Skip to content

evalops/ensemble-tap

Repository files navigation

Ensemble Tap

Ensemble Tap is a standalone Go service that ingests SaaS webhook events, normalizes them into CloudEvents, publishes them to NATS JetStream, and optionally persists events into ClickHouse.

Implemented Scope

  • Webhook ingress for Stripe, GitHub, HubSpot, Linear, Shopify, and generic HMAC providers.
  • Multi-tenant webhook routing via POST /webhooks/{provider} and POST /webhooks/{provider}/{tenant}.
  • Polling engine with provider pollers for HubSpot, Salesforce, QuickBooks, and Notion.
  • Poll-mode supports tenant fan-out from provider tenant overrides with tenant-scoped state tracking.
  • Poll config supports per-tenant poll_interval, poll_rate_limit_per_sec, poll_burst, poll_max_pages, poll_max_requests, poll_failure_budget, poll_circuit_break_duration, and poll_jitter_ratio overrides.
  • Poll fetch telemetry includes request/page counts and truncation metrics for bounded fetch budgets.

## [Requirement]
According to the Ensemble Tap text, which message system does the service publish its normalized events to?

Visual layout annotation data
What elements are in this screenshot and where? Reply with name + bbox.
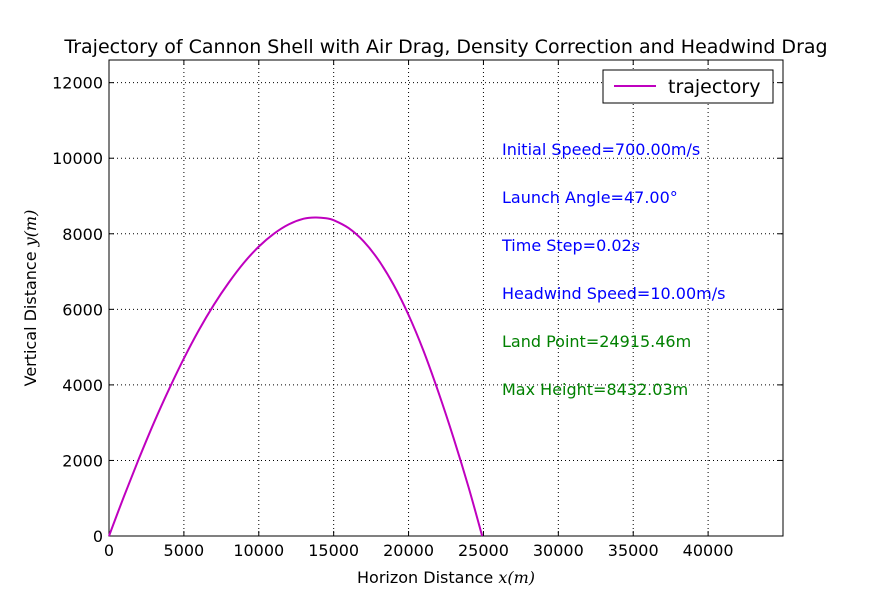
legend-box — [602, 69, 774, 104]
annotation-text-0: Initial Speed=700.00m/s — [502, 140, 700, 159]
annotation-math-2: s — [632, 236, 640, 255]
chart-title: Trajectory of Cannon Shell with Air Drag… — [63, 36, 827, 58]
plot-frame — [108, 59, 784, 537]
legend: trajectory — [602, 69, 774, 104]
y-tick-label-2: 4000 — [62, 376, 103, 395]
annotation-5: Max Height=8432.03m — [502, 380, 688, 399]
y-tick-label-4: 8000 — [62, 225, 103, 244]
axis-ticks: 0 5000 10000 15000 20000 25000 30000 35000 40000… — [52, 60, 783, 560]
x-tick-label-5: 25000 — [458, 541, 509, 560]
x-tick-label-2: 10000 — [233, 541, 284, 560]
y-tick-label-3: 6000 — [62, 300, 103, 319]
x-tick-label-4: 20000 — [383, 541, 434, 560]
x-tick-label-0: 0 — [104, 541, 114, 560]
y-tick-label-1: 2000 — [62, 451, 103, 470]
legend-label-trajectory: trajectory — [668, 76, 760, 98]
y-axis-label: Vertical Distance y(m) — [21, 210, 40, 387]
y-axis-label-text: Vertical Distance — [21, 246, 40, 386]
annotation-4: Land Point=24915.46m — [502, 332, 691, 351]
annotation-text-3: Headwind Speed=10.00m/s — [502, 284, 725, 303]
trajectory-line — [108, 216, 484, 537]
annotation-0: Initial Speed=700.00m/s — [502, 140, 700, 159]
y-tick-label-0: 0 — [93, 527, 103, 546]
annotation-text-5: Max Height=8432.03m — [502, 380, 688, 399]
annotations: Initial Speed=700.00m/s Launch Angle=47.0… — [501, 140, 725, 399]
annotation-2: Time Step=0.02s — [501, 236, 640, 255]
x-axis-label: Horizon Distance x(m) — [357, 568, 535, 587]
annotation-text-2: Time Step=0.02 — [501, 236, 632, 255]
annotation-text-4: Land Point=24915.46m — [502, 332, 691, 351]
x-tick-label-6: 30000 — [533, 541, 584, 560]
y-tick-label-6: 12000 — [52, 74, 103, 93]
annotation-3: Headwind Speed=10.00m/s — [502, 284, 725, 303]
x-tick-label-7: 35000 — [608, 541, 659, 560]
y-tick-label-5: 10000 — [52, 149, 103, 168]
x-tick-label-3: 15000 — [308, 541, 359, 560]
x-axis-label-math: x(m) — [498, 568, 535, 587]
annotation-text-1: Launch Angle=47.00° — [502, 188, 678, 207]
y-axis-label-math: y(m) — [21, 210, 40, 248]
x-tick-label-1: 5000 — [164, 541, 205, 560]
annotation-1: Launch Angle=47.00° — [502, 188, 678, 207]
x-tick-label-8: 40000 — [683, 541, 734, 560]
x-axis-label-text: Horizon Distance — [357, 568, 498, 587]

* * *

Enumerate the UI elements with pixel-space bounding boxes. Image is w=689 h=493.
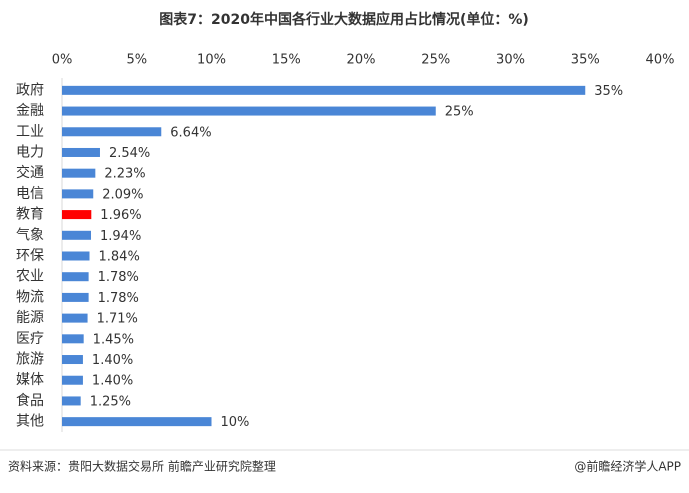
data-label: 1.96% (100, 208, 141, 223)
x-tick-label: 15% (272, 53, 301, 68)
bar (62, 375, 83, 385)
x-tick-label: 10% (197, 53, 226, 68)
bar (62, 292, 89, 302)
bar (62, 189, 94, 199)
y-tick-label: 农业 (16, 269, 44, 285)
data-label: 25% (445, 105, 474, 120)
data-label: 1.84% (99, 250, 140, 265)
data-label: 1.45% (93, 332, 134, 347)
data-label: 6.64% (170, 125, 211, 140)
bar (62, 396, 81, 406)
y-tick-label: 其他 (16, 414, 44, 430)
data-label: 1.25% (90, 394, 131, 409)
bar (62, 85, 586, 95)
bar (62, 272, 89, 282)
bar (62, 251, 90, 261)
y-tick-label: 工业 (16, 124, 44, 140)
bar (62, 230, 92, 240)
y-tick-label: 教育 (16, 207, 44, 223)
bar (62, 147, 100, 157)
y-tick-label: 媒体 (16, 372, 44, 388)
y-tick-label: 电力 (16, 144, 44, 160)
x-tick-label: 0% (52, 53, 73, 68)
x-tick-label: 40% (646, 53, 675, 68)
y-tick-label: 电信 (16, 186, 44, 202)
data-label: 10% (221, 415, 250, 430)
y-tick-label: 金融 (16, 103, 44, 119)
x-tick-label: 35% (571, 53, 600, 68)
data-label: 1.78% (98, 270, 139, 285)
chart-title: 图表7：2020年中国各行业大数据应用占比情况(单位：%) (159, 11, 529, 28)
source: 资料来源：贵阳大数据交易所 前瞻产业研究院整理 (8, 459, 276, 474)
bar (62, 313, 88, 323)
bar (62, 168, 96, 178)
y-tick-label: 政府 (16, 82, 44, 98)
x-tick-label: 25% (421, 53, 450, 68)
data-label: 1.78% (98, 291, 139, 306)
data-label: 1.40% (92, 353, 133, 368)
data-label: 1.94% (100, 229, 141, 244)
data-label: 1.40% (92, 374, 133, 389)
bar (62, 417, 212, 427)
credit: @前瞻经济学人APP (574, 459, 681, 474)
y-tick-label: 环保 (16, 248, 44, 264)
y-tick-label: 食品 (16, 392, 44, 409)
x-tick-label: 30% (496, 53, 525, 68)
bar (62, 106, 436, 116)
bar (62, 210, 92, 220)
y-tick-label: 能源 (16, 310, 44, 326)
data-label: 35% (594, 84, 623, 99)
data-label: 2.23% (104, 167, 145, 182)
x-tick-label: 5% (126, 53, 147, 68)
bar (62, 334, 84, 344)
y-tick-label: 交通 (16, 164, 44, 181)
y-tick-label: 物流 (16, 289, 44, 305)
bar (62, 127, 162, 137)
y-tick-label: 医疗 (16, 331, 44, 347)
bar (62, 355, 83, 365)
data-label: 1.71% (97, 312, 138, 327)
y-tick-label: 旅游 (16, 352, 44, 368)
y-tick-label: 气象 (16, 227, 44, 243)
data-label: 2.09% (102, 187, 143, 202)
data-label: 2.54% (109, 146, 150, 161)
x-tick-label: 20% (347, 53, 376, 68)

* * *

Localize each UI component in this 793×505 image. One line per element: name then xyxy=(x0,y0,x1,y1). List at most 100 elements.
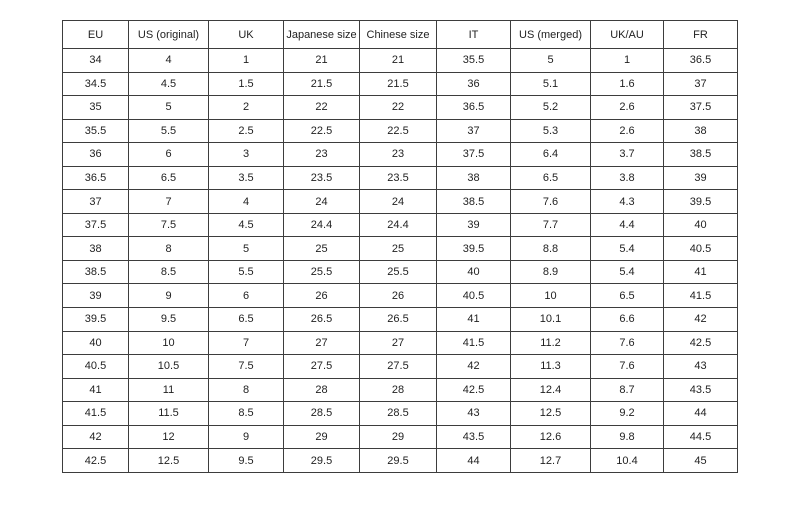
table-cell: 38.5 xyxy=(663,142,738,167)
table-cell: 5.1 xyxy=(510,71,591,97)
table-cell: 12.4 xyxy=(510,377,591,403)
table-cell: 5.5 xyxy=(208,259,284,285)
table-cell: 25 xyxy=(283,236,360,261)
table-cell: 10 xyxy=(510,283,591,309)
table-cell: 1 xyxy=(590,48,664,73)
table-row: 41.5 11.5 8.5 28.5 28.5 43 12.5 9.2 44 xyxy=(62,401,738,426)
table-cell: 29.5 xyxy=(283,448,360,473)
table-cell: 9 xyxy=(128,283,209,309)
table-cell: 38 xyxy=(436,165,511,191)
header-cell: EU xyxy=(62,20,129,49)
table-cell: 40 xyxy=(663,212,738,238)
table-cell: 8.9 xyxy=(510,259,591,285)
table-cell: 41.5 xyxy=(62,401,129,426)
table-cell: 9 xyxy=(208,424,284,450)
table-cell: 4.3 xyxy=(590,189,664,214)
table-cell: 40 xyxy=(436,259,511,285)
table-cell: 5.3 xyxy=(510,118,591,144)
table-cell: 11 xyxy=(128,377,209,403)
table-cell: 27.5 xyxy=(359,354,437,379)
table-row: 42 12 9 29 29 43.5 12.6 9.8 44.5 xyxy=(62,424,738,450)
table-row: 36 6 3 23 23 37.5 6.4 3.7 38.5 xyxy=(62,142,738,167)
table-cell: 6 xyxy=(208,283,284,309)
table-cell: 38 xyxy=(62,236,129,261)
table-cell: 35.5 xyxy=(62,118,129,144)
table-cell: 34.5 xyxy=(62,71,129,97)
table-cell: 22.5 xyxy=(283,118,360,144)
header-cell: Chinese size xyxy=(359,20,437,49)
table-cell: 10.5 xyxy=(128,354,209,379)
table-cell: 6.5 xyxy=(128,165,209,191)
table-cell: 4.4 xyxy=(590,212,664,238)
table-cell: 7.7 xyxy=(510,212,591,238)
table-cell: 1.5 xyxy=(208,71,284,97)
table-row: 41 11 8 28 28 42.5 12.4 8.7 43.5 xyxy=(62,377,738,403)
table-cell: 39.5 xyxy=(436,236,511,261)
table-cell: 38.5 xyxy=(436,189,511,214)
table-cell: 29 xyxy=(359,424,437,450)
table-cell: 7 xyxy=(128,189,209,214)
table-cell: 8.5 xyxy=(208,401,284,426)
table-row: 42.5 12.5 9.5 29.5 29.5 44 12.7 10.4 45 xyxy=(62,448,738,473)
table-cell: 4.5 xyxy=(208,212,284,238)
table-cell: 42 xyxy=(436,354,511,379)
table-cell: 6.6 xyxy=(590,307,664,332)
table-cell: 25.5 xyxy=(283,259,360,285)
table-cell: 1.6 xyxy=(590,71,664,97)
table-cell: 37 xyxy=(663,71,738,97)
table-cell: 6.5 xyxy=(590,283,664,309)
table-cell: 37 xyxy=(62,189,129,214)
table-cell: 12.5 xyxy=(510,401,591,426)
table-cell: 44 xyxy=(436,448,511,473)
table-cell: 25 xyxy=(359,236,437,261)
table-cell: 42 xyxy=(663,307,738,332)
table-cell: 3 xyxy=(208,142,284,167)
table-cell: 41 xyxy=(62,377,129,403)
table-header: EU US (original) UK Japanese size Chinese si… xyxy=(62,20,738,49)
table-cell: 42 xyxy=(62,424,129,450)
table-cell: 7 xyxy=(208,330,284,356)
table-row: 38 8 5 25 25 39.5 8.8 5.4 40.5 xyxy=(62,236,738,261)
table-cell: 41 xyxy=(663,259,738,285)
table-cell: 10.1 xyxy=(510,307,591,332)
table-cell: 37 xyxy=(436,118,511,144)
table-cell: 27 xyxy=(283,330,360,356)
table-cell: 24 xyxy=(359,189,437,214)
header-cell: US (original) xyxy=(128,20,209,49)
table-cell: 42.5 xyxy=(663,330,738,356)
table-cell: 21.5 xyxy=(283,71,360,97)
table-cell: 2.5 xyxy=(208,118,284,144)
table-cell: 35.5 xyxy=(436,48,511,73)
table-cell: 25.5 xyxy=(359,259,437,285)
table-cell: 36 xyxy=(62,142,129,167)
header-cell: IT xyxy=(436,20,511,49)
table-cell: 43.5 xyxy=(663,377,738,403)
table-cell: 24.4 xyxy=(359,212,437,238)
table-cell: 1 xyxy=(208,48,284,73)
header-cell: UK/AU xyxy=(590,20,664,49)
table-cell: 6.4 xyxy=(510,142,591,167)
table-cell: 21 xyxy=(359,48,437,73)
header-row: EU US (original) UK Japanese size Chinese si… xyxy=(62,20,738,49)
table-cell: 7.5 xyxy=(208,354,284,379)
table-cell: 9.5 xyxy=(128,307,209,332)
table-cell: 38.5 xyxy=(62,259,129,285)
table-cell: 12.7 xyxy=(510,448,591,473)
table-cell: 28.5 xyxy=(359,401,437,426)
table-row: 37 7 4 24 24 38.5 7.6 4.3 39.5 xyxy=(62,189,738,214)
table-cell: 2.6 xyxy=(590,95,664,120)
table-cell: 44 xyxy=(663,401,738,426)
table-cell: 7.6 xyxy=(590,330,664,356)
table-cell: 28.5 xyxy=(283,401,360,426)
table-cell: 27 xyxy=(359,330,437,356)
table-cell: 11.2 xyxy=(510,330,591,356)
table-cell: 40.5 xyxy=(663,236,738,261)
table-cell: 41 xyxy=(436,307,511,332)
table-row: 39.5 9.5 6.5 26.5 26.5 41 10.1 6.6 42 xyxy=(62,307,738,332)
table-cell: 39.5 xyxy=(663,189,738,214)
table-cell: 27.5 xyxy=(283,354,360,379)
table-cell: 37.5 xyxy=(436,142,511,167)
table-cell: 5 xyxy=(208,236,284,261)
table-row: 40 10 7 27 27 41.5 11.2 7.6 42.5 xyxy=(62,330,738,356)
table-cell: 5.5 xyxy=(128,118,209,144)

## [Result for this exercise]
NATS JetStream